begin
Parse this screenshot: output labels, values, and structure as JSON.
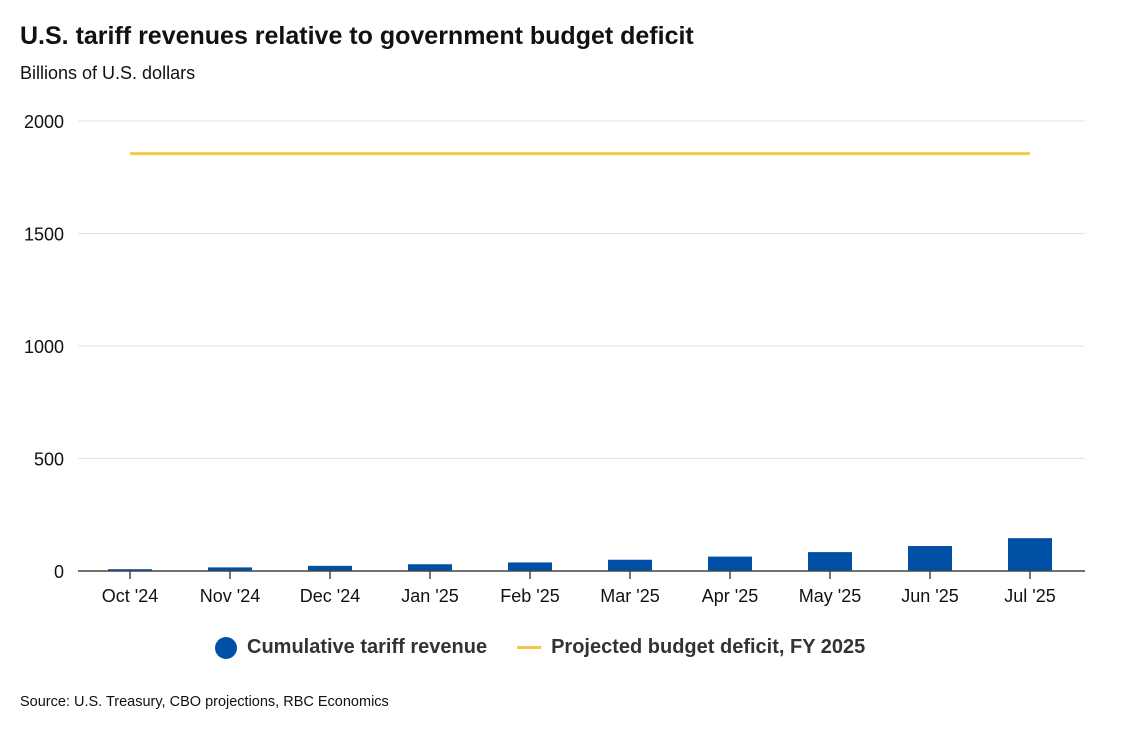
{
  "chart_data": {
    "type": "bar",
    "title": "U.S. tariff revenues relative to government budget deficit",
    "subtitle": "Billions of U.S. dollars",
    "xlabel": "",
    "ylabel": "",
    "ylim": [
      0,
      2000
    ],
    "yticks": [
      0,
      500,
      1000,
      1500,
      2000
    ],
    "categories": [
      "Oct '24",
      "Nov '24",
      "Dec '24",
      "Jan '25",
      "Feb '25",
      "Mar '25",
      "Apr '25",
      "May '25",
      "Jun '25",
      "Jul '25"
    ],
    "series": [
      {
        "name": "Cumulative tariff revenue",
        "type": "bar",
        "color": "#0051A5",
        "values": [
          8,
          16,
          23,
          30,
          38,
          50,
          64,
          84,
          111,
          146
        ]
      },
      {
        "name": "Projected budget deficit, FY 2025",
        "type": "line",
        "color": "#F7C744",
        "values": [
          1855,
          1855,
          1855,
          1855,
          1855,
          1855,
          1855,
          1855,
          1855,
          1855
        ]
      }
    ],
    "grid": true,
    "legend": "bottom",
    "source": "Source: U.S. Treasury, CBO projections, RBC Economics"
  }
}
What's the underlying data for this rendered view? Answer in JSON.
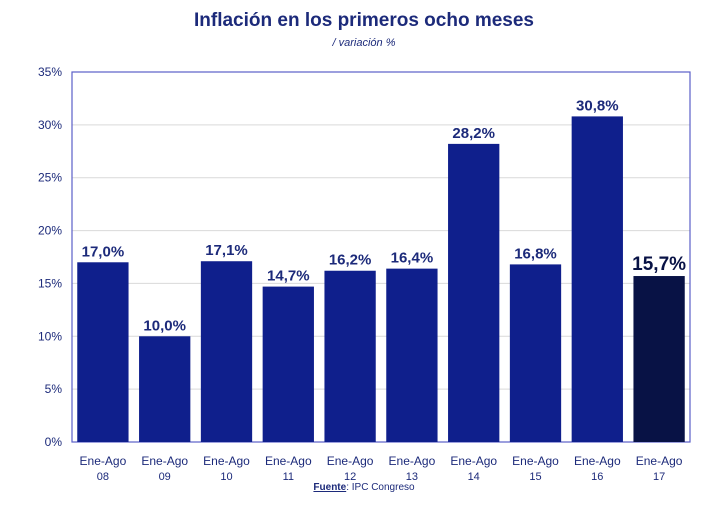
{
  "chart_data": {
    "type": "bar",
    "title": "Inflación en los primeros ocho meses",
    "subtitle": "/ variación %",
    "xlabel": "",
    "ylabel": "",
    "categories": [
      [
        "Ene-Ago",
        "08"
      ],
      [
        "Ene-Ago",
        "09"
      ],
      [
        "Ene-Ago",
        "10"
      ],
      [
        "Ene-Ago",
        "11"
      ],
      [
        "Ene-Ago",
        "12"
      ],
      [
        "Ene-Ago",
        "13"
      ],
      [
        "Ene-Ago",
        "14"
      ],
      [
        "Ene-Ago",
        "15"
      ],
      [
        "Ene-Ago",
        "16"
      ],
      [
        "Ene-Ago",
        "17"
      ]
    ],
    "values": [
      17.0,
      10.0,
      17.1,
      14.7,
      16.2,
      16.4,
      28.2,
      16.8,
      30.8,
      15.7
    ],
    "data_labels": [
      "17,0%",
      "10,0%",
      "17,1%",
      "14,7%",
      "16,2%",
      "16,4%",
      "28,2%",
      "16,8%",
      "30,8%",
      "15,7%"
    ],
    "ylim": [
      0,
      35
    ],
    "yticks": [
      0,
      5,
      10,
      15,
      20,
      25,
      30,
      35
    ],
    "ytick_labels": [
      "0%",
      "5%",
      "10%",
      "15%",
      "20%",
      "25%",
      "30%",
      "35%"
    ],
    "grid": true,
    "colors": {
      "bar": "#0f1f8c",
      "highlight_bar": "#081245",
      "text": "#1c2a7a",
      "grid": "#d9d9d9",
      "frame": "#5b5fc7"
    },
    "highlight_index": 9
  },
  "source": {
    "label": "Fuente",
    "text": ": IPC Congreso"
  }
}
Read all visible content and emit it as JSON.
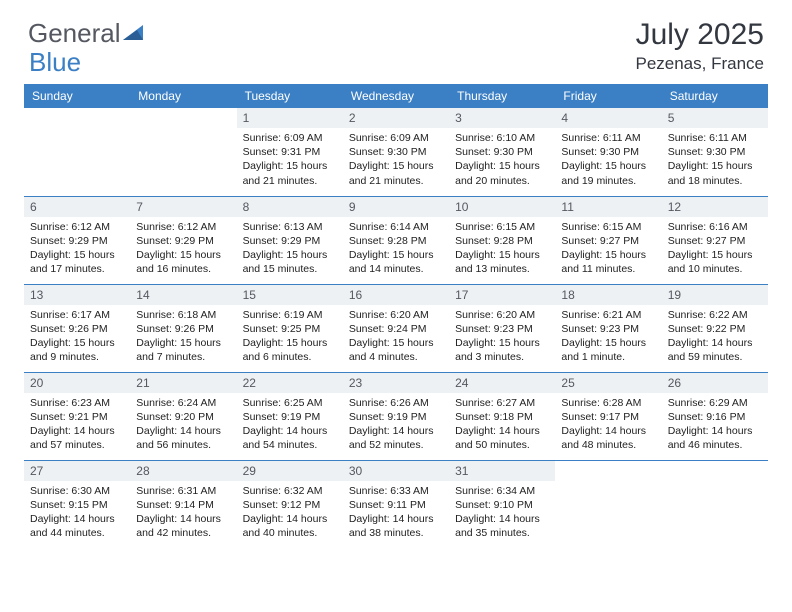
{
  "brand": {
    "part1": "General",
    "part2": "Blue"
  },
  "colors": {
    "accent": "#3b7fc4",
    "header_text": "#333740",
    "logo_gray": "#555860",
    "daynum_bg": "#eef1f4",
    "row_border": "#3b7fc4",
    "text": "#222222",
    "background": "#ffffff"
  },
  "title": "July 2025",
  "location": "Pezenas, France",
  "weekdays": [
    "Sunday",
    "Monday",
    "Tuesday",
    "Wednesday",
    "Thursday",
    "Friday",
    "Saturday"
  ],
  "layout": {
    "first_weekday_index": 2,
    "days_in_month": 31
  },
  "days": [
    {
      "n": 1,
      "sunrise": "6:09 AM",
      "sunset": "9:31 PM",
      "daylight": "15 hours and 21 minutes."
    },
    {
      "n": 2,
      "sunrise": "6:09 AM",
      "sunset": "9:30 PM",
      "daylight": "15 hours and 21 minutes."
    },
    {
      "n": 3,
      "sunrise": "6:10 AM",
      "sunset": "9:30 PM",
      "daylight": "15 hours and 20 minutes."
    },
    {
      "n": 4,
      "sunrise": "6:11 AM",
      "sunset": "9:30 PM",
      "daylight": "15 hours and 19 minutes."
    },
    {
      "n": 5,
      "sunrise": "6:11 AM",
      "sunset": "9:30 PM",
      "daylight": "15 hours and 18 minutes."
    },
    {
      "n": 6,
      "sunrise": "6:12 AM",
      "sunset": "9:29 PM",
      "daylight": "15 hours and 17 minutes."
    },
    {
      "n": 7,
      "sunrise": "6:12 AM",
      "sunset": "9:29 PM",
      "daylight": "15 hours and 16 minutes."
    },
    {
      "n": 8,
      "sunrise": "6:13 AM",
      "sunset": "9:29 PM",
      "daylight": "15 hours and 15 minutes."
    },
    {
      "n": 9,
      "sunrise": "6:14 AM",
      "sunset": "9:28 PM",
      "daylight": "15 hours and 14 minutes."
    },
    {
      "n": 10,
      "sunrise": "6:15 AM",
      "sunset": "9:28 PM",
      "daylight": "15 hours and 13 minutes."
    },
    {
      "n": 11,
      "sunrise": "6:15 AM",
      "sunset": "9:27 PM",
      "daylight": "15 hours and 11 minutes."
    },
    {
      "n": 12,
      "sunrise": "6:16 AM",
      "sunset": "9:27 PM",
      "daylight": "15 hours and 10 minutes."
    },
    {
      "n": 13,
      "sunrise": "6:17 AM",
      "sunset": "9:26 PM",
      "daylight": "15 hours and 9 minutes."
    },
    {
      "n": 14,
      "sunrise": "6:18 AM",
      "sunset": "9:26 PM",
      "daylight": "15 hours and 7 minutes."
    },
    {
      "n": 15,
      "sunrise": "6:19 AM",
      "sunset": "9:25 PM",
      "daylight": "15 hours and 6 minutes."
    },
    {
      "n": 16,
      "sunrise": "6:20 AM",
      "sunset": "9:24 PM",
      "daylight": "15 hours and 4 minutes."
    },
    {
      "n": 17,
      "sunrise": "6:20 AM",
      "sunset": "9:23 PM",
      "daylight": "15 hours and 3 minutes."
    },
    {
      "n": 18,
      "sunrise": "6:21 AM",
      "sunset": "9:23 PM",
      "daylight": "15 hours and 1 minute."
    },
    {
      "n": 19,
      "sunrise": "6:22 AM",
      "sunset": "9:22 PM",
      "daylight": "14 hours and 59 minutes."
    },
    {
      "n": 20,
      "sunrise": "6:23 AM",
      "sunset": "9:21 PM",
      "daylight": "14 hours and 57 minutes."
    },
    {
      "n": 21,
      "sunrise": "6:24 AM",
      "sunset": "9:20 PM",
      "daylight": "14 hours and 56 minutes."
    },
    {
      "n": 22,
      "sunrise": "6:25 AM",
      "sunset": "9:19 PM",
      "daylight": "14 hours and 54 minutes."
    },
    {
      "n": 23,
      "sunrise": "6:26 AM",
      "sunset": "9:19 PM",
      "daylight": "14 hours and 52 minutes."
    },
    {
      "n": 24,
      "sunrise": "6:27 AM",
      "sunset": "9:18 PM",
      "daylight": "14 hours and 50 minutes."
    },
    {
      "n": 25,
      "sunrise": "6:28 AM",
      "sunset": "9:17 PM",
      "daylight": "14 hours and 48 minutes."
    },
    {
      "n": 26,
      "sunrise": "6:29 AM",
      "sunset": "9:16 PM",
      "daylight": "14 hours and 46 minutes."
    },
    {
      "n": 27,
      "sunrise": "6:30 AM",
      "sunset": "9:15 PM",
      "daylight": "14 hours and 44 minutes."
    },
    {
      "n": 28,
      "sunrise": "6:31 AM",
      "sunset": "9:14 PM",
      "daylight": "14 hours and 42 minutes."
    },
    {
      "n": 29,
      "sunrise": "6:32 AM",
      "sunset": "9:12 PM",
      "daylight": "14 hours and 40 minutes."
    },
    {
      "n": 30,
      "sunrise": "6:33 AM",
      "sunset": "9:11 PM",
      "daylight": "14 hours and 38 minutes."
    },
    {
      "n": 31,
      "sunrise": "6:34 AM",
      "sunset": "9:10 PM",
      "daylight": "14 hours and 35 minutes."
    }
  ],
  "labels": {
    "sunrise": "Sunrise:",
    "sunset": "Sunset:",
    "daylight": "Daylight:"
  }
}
end
§ **Your objective**
Note each line of the entries that has "JSON" in it, and copy those lines.

§ **Answer to the problem**
Parse this screenshot: output labels, values, and structure as JSON.
What's the underlying data for this rendered view? Answer in JSON.
Read all visible content and emit it as JSON.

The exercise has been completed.